> **Working data**:
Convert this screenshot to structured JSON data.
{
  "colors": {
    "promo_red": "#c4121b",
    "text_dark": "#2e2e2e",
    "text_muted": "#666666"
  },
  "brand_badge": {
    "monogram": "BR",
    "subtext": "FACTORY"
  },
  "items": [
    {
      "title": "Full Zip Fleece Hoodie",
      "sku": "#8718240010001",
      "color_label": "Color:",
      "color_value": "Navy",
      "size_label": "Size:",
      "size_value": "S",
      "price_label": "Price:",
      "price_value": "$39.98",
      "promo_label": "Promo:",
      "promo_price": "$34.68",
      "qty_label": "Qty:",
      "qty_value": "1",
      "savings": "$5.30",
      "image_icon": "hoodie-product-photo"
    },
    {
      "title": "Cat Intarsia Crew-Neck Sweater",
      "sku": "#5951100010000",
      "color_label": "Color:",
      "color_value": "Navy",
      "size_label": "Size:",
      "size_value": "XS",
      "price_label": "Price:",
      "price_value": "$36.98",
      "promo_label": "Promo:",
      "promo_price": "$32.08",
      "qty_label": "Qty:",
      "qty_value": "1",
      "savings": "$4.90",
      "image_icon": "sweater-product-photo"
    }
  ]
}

> **Exercise**: The records above should be restated word for word, please.

> **Answer to the exercise**:
Convert this screenshot to structured JSON data.
{
  "colors": {
    "promo_red": "#c4121b",
    "text_dark": "#2e2e2e",
    "text_muted": "#666666"
  },
  "brand_badge": {
    "monogram": "BR",
    "subtext": "FACTORY"
  },
  "items": [
    {
      "title": "Full Zip Fleece Hoodie",
      "sku": "#8718240010001",
      "color_label": "Color:",
      "color_value": "Navy",
      "size_label": "Size:",
      "size_value": "S",
      "price_label": "Price:",
      "price_value": "$39.98",
      "promo_label": "Promo:",
      "promo_price": "$34.68",
      "qty_label": "Qty:",
      "qty_value": "1",
      "savings": "$5.30",
      "image_icon": "hoodie-product-photo"
    },
    {
      "title": "Cat Intarsia Crew-Neck Sweater",
      "sku": "#5951100010000",
      "color_label": "Color:",
      "color_value": "Navy",
      "size_label": "Size:",
      "size_value": "XS",
      "price_label": "Price:",
      "price_value": "$36.98",
      "promo_label": "Promo:",
      "promo_price": "$32.08",
      "qty_label": "Qty:",
      "qty_value": "1",
      "savings": "$4.90",
      "image_icon": "sweater-product-photo"
    }
  ]
}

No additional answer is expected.